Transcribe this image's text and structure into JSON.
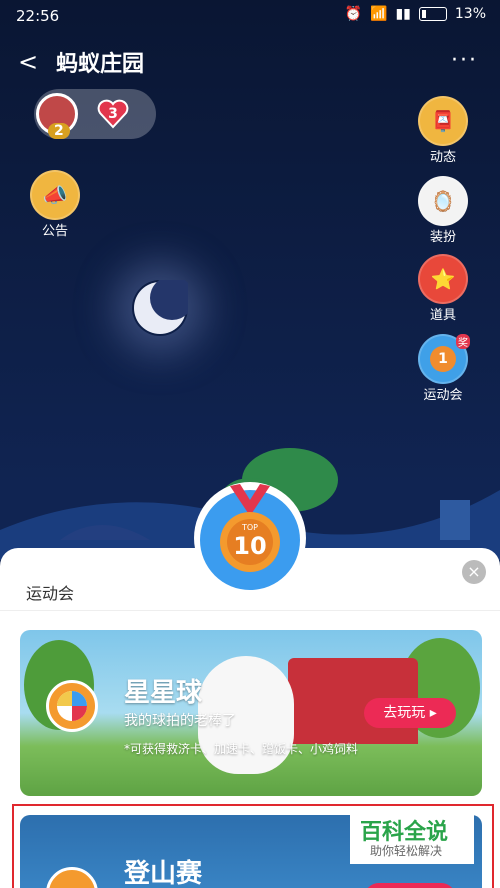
{
  "status": {
    "time": "22:56",
    "battery": "13%"
  },
  "header": {
    "title": "蚂蚁庄园"
  },
  "profile": {
    "level": "2",
    "hearts": "3"
  },
  "side_left": [
    {
      "label": "公告",
      "icon": "megaphone-icon"
    }
  ],
  "side_right": [
    {
      "label": "动态",
      "icon": "mailbox-icon"
    },
    {
      "label": "装扮",
      "icon": "mirror-icon"
    },
    {
      "label": "道具",
      "icon": "star-icon"
    },
    {
      "label": "运动会",
      "icon": "medal-icon",
      "badge": "奖",
      "medal_number": "1"
    }
  ],
  "panel": {
    "title": "运动会",
    "medal_text": "TOP",
    "medal_number": "10"
  },
  "cards": [
    {
      "title": "星星球",
      "subtitle": "我的球拍的老棒了",
      "note": "*可获得救济卡、加速卡、蹭饭卡、小鸡饲料",
      "button": "去玩玩"
    },
    {
      "title": "登山赛"
    }
  ],
  "watermark": {
    "line1": "百科全说",
    "line2": "助你轻松解决"
  }
}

________________________

▸ Job: Pull out every line of the records that includes the string "icon".

▸ Expected output:
      "icon": "megaphone-icon"
      "icon": "mailbox-icon"
      "icon": "mirror-icon"
      "icon": "star-icon"
      "icon": "medal-icon",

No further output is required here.